Each line of the material below that holds the word "Customers" needs to be copied.
------ RECORDS SHOWN ------
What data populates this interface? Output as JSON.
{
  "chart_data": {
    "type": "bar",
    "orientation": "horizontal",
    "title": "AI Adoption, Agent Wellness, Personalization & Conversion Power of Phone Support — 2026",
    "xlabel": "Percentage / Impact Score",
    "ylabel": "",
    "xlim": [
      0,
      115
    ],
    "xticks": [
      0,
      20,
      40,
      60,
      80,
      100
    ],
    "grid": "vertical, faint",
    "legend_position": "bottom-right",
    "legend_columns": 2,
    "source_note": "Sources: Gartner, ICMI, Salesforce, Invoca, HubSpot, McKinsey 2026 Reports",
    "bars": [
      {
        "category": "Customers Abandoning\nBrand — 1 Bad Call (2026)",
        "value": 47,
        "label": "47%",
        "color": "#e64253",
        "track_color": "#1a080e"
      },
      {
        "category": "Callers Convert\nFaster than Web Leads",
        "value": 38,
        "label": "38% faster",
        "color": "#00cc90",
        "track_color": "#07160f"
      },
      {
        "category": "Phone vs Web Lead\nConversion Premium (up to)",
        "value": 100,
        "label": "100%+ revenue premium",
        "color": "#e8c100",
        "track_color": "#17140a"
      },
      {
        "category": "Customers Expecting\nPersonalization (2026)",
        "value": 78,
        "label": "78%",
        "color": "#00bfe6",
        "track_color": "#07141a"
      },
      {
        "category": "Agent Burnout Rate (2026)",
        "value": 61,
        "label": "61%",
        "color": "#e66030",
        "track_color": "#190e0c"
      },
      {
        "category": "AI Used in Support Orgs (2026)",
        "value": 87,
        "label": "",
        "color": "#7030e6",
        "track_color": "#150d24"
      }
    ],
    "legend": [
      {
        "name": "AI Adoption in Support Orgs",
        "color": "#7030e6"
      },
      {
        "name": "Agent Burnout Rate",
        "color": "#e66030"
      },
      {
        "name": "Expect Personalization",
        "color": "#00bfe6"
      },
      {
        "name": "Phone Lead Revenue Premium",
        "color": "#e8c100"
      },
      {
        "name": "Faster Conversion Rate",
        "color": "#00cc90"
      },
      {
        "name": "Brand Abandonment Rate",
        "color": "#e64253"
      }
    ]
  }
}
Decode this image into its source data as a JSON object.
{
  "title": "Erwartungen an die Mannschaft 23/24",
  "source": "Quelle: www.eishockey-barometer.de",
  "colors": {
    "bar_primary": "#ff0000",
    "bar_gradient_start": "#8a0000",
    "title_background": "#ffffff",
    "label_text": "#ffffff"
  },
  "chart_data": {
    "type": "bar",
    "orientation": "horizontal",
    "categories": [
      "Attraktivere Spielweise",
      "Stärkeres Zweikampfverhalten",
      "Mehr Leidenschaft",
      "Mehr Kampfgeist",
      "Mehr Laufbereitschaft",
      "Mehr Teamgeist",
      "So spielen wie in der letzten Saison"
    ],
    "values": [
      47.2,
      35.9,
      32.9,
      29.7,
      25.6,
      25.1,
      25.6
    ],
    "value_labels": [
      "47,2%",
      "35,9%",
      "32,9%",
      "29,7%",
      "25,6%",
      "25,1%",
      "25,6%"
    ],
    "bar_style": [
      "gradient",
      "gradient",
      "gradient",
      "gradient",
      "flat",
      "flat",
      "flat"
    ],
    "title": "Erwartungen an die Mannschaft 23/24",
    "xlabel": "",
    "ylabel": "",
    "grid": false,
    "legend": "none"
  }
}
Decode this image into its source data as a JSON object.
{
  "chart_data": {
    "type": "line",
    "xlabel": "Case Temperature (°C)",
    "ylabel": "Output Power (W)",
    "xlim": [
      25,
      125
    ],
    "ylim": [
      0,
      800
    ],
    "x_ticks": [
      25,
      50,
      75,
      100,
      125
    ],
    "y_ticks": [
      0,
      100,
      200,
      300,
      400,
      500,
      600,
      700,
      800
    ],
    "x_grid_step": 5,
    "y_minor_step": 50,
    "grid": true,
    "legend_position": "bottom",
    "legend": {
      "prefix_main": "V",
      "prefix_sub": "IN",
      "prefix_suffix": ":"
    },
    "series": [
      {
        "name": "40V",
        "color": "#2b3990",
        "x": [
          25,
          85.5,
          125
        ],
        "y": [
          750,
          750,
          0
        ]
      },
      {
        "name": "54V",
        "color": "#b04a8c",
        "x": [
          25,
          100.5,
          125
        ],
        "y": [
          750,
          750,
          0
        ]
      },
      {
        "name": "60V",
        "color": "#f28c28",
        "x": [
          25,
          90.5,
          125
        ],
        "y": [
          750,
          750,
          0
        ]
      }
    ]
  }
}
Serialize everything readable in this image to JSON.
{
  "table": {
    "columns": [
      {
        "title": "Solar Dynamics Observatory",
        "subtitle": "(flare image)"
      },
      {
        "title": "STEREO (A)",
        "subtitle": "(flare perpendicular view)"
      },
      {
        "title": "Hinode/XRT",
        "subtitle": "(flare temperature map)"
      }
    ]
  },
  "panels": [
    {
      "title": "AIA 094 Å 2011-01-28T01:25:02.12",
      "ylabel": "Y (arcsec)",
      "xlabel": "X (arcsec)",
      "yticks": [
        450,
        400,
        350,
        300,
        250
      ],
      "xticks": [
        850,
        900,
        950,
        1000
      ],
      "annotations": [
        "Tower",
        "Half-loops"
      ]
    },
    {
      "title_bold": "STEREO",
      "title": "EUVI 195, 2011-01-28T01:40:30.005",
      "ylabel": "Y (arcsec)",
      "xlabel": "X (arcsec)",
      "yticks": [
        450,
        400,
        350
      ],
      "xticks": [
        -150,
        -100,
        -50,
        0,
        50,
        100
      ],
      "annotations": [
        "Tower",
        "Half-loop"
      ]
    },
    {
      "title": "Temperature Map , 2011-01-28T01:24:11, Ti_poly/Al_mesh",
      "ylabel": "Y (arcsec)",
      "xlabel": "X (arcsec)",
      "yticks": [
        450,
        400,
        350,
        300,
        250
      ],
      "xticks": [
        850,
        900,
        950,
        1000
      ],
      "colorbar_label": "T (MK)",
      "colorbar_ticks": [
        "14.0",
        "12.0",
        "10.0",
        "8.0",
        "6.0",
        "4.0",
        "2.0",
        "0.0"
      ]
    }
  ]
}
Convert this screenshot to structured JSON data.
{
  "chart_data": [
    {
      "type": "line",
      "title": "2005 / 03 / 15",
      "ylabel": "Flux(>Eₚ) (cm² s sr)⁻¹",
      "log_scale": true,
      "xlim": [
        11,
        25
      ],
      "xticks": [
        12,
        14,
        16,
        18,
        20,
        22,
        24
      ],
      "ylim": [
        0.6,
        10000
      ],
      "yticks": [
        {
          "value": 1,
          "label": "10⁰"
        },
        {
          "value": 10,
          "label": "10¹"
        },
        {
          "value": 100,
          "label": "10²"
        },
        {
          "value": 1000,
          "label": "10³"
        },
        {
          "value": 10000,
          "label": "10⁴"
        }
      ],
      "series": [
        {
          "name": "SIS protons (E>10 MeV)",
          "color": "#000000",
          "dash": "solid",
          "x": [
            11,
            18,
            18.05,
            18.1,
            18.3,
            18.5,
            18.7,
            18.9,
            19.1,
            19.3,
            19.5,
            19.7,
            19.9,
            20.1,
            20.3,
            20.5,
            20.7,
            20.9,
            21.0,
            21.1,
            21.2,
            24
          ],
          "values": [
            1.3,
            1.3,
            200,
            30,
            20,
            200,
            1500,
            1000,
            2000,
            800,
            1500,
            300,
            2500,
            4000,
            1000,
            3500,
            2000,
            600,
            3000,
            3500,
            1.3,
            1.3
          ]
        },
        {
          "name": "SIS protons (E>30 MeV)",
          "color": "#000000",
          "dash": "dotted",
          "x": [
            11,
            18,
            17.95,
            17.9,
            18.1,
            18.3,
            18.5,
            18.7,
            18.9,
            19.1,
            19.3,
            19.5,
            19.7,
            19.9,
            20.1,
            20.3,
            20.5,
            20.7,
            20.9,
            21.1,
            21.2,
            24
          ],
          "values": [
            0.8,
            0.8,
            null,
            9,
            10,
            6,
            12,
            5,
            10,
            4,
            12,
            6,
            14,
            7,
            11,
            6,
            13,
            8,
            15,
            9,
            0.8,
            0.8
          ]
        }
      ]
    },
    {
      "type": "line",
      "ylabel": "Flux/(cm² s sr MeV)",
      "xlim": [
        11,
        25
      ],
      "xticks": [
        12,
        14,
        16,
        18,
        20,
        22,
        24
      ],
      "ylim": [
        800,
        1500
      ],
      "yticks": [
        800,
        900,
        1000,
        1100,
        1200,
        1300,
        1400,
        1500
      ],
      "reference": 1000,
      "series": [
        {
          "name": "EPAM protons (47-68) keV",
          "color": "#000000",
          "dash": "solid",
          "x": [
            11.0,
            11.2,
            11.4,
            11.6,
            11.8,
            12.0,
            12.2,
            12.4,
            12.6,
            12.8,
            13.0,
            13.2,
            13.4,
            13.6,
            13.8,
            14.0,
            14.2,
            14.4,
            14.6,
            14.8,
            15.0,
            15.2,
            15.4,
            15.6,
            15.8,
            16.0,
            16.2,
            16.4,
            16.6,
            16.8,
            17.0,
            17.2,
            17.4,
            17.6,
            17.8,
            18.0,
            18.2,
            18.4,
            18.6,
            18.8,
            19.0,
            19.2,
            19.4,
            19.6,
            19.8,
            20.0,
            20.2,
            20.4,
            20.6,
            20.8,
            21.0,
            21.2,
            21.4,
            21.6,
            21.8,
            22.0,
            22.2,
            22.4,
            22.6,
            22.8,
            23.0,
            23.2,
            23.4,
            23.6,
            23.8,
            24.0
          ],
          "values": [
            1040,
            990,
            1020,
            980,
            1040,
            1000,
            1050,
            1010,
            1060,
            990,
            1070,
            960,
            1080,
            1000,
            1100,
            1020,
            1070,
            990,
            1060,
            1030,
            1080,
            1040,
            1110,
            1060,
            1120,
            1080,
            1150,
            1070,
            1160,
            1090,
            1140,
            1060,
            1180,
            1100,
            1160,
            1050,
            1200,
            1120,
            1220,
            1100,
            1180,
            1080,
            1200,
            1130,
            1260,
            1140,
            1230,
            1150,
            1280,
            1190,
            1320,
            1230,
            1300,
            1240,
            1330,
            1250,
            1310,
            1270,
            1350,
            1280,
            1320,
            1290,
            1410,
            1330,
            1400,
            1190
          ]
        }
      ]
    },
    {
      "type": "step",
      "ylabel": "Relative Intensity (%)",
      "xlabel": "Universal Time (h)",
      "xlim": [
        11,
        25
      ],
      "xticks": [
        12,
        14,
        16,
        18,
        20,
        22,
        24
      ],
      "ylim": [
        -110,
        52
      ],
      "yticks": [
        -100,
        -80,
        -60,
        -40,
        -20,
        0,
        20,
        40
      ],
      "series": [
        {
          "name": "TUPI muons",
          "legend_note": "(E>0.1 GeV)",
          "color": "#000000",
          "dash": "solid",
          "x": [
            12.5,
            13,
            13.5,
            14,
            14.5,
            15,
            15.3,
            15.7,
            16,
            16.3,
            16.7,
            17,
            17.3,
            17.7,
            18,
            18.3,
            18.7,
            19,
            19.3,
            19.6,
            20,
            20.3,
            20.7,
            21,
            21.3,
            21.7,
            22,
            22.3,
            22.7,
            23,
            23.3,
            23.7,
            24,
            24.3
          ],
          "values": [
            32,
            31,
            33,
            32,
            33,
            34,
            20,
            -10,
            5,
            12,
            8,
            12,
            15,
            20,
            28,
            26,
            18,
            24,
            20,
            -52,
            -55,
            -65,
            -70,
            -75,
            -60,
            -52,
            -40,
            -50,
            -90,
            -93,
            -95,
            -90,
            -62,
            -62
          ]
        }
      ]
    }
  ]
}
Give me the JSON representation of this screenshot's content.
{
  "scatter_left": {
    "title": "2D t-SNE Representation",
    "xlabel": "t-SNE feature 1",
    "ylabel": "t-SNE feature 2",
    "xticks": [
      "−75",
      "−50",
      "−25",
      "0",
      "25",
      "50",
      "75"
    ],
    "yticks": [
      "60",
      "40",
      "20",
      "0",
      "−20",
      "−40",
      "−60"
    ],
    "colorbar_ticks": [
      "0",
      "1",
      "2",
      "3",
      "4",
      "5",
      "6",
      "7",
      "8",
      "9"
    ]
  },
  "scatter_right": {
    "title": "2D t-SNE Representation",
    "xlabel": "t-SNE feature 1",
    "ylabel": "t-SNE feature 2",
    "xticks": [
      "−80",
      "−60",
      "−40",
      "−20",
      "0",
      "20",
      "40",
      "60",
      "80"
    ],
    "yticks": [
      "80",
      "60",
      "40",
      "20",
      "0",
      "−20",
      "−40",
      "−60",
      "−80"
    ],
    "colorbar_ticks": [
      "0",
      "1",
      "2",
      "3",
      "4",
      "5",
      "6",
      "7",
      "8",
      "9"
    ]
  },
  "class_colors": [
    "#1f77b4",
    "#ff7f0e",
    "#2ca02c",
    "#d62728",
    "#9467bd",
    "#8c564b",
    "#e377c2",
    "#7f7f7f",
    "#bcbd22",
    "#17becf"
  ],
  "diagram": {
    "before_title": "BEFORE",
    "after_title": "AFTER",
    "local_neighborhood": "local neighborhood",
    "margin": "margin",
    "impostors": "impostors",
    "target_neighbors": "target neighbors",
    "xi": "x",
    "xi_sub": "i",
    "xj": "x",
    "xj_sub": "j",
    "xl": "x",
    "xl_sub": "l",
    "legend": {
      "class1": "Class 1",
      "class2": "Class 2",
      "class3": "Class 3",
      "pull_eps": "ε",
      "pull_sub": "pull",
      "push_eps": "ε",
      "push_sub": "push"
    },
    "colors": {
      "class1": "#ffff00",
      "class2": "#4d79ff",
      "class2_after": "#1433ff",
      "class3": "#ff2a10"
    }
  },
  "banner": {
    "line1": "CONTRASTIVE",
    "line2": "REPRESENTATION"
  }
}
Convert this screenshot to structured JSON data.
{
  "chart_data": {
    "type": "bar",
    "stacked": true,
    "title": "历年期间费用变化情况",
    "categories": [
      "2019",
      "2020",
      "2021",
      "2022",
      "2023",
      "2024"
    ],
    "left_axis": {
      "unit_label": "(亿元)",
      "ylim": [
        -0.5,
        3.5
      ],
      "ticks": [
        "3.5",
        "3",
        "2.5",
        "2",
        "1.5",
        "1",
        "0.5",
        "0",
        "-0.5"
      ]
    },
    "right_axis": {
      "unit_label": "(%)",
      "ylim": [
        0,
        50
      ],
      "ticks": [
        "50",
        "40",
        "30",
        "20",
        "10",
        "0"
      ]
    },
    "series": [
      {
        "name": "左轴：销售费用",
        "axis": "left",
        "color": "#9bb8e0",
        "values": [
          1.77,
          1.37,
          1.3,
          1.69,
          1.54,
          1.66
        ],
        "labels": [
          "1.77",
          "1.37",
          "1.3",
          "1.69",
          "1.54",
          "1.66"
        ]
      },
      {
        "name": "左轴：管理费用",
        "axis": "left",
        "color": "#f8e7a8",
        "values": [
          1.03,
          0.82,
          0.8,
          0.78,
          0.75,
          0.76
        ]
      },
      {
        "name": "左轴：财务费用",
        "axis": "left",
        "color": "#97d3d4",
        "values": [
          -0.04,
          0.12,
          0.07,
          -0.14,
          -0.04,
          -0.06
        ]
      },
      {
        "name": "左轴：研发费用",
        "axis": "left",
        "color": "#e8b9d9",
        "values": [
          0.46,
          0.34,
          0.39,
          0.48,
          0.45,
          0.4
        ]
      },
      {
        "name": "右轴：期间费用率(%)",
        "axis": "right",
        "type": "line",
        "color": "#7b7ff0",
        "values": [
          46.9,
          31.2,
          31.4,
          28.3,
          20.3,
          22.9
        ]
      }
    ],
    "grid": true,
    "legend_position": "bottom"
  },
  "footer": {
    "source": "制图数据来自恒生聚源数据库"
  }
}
------
#### [ANSWER FOR THE TASK]
        "category": "Customers Abandoning\nBrand — 1 Bad Call (2026)",
        "category": "Customers Expecting\nPersonalization (2026)",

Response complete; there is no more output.